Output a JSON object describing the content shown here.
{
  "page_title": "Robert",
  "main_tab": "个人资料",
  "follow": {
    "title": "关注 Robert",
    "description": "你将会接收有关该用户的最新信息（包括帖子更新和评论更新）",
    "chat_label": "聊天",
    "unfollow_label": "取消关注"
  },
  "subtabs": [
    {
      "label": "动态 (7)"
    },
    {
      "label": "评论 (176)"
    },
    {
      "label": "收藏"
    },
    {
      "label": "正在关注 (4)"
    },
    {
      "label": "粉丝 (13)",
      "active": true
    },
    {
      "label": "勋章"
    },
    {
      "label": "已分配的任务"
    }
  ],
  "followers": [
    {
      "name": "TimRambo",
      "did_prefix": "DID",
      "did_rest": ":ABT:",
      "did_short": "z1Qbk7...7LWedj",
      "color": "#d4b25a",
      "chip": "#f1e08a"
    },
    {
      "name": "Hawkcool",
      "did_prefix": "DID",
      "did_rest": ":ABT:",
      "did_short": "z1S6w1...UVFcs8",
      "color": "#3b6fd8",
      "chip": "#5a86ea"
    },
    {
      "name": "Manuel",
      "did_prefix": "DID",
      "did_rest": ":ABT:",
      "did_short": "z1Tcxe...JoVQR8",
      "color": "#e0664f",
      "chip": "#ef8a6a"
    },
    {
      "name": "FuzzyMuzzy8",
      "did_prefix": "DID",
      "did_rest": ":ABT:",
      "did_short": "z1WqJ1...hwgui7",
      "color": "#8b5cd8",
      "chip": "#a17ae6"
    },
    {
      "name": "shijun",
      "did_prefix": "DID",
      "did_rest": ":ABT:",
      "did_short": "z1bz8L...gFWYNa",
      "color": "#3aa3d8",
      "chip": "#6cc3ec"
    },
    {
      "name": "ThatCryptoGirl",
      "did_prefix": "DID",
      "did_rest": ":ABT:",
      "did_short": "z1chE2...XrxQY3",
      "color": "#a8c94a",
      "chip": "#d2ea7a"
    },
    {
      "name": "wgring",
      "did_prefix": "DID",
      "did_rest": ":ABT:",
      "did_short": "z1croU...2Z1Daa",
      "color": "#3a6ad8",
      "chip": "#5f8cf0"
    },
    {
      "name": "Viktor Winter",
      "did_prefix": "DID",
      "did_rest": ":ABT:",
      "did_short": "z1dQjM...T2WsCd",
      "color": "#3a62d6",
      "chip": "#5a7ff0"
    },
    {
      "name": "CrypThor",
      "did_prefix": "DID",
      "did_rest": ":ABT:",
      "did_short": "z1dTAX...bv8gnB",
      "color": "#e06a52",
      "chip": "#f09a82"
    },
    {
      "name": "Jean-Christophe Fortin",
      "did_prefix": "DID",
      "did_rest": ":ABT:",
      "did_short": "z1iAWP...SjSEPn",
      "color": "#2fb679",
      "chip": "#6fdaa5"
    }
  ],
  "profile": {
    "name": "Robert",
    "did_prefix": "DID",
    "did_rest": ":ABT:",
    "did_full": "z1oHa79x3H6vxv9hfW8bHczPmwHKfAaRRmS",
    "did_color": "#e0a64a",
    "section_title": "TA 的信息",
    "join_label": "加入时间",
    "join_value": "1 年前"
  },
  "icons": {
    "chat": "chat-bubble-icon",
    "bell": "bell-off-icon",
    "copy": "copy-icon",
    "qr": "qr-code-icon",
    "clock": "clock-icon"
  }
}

============================================================

PROBLEM: Each line of the listing above should be output exactly.

ANSWER TO THE EXERCISE:
Output a JSON object describing the content shown here.
{
  "page_title": "Robert",
  "main_tab": "个人资料",
  "follow": {
    "title": "关注 Robert",
    "description": "你将会接收有关该用户的最新信息（包括帖子更新和评论更新）",
    "chat_label": "聊天",
    "unfollow_label": "取消关注"
  },
  "subtabs": [
    {
      "label": "动态 (7)"
    },
    {
      "label": "评论 (176)"
    },
    {
      "label": "收藏"
    },
    {
      "label": "正在关注 (4)"
    },
    {
      "label": "粉丝 (13)",
      "active": true
    },
    {
      "label": "勋章"
    },
    {
      "label": "已分配的任务"
    }
  ],
  "followers": [
    {
      "name": "TimRambo",
      "did_prefix": "DID",
      "did_rest": ":ABT:",
      "did_short": "z1Qbk7...7LWedj",
      "color": "#d4b25a",
      "chip": "#f1e08a"
    },
    {
      "name": "Hawkcool",
      "did_prefix": "DID",
      "did_rest": ":ABT:",
      "did_short": "z1S6w1...UVFcs8",
      "color": "#3b6fd8",
      "chip": "#5a86ea"
    },
    {
      "name": "Manuel",
      "did_prefix": "DID",
      "did_rest": ":ABT:",
      "did_short": "z1Tcxe...JoVQR8",
      "color": "#e0664f",
      "chip": "#ef8a6a"
    },
    {
      "name": "FuzzyMuzzy8",
      "did_prefix": "DID",
      "did_rest": ":ABT:",
      "did_short": "z1WqJ1...hwgui7",
      "color": "#8b5cd8",
      "chip": "#a17ae6"
    },
    {
      "name": "shijun",
      "did_prefix": "DID",
      "did_rest": ":ABT:",
      "did_short": "z1bz8L...gFWYNa",
      "color": "#3aa3d8",
      "chip": "#6cc3ec"
    },
    {
      "name": "ThatCryptoGirl",
      "did_prefix": "DID",
      "did_rest": ":ABT:",
      "did_short": "z1chE2...XrxQY3",
      "color": "#a8c94a",
      "chip": "#d2ea7a"
    },
    {
      "name": "wgring",
      "did_prefix": "DID",
      "did_rest": ":ABT:",
      "did_short": "z1croU...2Z1Daa",
      "color": "#3a6ad8",
      "chip": "#5f8cf0"
    },
    {
      "name": "Viktor Winter",
      "did_prefix": "DID",
      "did_rest": ":ABT:",
      "did_short": "z1dQjM...T2WsCd",
      "color": "#3a62d6",
      "chip": "#5a7ff0"
    },
    {
      "name": "CrypThor",
      "did_prefix": "DID",
      "did_rest": ":ABT:",
      "did_short": "z1dTAX...bv8gnB",
      "color": "#e06a52",
      "chip": "#f09a82"
    },
    {
      "name": "Jean-Christophe Fortin",
      "did_prefix": "DID",
      "did_rest": ":ABT:",
      "did_short": "z1iAWP...SjSEPn",
      "color": "#2fb679",
      "chip": "#6fdaa5"
    }
  ],
  "profile": {
    "name": "Robert",
    "did_prefix": "DID",
    "did_rest": ":ABT:",
    "did_full": "z1oHa79x3H6vxv9hfW8bHczPmwHKfAaRRmS",
    "did_color": "#e0a64a",
    "section_title": "TA 的信息",
    "join_label": "加入时间",
    "join_value": "1 年前"
  },
  "icons": {
    "chat": "chat-bubble-icon",
    "bell": "bell-off-icon",
    "copy": "copy-icon",
    "qr": "qr-code-icon",
    "clock": "clock-icon"
  }
}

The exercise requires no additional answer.